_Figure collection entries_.
--

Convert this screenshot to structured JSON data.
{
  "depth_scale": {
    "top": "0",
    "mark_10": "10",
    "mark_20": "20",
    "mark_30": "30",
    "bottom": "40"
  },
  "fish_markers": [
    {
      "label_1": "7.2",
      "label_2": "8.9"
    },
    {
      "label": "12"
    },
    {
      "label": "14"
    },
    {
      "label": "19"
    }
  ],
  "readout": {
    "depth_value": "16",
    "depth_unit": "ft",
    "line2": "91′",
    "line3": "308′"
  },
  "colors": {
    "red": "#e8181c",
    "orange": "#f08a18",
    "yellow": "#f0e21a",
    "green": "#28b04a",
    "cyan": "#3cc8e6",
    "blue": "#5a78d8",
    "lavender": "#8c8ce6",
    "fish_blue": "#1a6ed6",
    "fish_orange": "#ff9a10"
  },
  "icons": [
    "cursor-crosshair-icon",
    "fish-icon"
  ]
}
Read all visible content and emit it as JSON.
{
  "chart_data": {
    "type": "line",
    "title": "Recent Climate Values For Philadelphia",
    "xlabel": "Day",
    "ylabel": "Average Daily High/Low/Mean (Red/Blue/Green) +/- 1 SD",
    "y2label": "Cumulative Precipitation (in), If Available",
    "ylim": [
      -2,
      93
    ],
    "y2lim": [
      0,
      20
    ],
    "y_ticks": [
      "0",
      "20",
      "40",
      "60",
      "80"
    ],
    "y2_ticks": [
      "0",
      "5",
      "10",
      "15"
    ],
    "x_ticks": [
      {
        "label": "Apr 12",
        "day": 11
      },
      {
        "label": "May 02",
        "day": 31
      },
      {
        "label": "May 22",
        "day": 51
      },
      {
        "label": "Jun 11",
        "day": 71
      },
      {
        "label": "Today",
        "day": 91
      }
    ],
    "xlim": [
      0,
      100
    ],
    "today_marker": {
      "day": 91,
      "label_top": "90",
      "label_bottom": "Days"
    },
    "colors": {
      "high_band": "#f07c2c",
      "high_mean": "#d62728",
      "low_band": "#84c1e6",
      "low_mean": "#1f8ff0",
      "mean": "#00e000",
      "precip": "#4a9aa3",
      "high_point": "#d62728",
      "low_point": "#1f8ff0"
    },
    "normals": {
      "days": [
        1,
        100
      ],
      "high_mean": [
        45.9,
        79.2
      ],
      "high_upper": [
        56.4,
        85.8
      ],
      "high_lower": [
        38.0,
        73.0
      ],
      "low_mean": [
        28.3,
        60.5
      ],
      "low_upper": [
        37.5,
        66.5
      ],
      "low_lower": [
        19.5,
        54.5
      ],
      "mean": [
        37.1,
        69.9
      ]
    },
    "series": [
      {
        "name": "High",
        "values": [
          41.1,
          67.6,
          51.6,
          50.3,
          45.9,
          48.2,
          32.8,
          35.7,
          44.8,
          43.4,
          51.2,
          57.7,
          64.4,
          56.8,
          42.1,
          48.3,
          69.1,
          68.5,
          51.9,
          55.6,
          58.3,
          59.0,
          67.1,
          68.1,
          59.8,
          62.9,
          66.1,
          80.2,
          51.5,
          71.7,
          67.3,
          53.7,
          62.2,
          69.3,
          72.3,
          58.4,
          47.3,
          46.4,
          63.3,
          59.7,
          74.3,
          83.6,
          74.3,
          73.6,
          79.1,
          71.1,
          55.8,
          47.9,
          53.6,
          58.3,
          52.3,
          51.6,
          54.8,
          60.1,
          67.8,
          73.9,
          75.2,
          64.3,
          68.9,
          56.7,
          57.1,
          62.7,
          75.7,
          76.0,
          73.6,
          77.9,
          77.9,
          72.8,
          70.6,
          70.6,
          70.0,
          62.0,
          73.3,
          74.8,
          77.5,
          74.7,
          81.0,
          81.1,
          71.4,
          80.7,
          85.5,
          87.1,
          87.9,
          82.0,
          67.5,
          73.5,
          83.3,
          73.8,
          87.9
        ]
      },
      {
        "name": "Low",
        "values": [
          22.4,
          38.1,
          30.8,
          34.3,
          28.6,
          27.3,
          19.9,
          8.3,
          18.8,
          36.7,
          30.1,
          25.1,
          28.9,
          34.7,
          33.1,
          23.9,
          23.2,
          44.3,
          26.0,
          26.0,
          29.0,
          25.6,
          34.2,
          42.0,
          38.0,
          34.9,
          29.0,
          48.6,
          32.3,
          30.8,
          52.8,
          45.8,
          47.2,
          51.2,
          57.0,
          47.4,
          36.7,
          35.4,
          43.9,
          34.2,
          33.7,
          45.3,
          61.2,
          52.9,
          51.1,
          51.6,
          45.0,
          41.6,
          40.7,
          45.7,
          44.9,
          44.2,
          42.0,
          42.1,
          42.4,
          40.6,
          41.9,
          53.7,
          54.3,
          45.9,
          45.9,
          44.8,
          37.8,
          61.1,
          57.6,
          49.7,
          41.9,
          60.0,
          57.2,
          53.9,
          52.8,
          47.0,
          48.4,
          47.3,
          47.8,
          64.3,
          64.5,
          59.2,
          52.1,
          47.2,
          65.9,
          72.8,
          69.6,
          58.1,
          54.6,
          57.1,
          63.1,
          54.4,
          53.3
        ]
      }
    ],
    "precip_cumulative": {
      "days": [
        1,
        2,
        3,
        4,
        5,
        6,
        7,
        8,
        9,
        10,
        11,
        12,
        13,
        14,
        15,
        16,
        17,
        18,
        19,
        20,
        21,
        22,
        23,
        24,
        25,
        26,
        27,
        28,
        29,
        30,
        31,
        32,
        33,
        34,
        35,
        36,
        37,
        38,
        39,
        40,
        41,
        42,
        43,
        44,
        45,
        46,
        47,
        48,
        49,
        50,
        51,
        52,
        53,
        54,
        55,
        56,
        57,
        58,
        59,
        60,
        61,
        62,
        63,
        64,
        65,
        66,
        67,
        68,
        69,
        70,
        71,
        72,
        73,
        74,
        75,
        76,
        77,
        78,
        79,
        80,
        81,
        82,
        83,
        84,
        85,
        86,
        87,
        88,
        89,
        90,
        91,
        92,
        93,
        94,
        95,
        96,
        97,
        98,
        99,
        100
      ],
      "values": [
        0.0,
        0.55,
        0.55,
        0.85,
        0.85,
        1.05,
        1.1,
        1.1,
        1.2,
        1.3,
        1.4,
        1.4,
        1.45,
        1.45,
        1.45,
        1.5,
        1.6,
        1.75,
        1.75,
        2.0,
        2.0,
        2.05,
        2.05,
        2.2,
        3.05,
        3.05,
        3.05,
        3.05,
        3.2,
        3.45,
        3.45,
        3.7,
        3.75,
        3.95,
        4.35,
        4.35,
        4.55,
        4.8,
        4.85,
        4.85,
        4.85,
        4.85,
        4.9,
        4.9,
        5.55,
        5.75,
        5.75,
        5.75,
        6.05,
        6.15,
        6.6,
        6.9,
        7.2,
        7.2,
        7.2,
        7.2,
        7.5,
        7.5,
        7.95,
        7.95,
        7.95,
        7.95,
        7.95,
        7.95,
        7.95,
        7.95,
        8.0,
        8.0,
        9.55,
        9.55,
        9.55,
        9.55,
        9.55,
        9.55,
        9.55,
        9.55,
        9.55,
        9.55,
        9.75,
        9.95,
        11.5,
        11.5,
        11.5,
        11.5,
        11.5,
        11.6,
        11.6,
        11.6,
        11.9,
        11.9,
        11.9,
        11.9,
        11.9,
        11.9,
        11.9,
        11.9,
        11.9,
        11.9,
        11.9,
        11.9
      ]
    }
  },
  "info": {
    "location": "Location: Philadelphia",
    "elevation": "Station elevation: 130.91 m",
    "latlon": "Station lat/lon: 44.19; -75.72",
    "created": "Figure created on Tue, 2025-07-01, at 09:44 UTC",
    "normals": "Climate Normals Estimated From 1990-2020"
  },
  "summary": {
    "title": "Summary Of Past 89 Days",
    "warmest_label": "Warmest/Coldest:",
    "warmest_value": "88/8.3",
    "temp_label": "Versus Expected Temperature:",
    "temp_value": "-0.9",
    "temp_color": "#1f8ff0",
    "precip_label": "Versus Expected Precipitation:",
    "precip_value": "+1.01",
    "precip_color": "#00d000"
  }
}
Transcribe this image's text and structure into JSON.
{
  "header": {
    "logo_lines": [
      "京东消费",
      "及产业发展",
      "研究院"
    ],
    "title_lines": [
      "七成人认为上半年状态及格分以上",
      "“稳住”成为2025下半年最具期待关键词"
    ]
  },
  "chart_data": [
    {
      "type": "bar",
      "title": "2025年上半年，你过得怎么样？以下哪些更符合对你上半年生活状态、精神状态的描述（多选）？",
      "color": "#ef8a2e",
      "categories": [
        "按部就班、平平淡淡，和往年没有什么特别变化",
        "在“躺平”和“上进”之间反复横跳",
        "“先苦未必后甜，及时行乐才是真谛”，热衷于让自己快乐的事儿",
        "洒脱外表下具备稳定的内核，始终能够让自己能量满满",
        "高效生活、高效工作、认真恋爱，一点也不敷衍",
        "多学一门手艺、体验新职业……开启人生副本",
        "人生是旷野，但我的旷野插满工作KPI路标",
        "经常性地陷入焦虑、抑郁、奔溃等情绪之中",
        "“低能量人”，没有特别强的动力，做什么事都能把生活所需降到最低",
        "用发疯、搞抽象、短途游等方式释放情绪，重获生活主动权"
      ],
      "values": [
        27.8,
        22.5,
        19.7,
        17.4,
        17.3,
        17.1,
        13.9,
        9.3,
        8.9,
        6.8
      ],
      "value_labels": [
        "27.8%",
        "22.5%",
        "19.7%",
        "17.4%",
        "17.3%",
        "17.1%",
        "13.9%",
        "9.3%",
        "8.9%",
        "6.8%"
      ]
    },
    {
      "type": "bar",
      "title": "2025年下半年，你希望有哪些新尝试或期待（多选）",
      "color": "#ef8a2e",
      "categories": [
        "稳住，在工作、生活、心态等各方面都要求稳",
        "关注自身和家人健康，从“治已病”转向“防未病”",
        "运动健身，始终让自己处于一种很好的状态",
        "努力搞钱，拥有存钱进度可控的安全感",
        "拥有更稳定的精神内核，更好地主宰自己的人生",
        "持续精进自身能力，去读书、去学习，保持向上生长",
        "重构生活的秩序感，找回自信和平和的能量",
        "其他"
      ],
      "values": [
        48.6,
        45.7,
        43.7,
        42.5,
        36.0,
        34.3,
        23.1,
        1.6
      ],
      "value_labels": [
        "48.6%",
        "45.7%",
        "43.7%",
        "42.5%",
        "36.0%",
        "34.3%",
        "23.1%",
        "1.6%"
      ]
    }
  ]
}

--

_EXERCISE_. Copy out each line of the records that holds the string "JSON".

_COMPLETE OUTPUT_.
Convert this screenshot to structured JSON data.
Read all visible content and emit it as JSON.
Transcribe this image's text and structure into JSON.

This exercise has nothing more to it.